- _Direction_: Exactly reproduce the lines that follow.

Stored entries
■ ■ ■ ■

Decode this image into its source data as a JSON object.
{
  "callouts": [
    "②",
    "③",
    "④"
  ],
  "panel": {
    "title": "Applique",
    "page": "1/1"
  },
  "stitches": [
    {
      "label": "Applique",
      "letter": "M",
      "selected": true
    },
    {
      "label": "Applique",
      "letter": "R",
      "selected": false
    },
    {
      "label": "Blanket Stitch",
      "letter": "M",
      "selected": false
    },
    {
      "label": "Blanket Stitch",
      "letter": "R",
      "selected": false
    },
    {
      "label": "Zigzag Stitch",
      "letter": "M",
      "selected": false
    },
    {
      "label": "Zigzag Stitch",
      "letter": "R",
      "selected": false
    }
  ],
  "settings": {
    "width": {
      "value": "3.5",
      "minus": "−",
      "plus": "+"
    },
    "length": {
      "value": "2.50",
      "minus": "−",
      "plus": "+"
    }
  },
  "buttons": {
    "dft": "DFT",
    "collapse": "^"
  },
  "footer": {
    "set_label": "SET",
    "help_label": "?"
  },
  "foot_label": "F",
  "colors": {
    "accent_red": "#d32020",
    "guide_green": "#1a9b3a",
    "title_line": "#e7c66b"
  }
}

■ ■ ■ ■

- _Result_:
Decode this image into its source data as a JSON object.
{
  "callouts": [
    "②",
    "③",
    "④"
  ],
  "panel": {
    "title": "Applique",
    "page": "1/1"
  },
  "stitches": [
    {
      "label": "Applique",
      "letter": "M",
      "selected": true
    },
    {
      "label": "Applique",
      "letter": "R",
      "selected": false
    },
    {
      "label": "Blanket Stitch",
      "letter": "M",
      "selected": false
    },
    {
      "label": "Blanket Stitch",
      "letter": "R",
      "selected": false
    },
    {
      "label": "Zigzag Stitch",
      "letter": "M",
      "selected": false
    },
    {
      "label": "Zigzag Stitch",
      "letter": "R",
      "selected": false
    }
  ],
  "settings": {
    "width": {
      "value": "3.5",
      "minus": "−",
      "plus": "+"
    },
    "length": {
      "value": "2.50",
      "minus": "−",
      "plus": "+"
    }
  },
  "buttons": {
    "dft": "DFT",
    "collapse": "^"
  },
  "footer": {
    "set_label": "SET",
    "help_label": "?"
  },
  "foot_label": "F",
  "colors": {
    "accent_red": "#d32020",
    "guide_green": "#1a9b3a",
    "title_line": "#e7c66b"
  }
}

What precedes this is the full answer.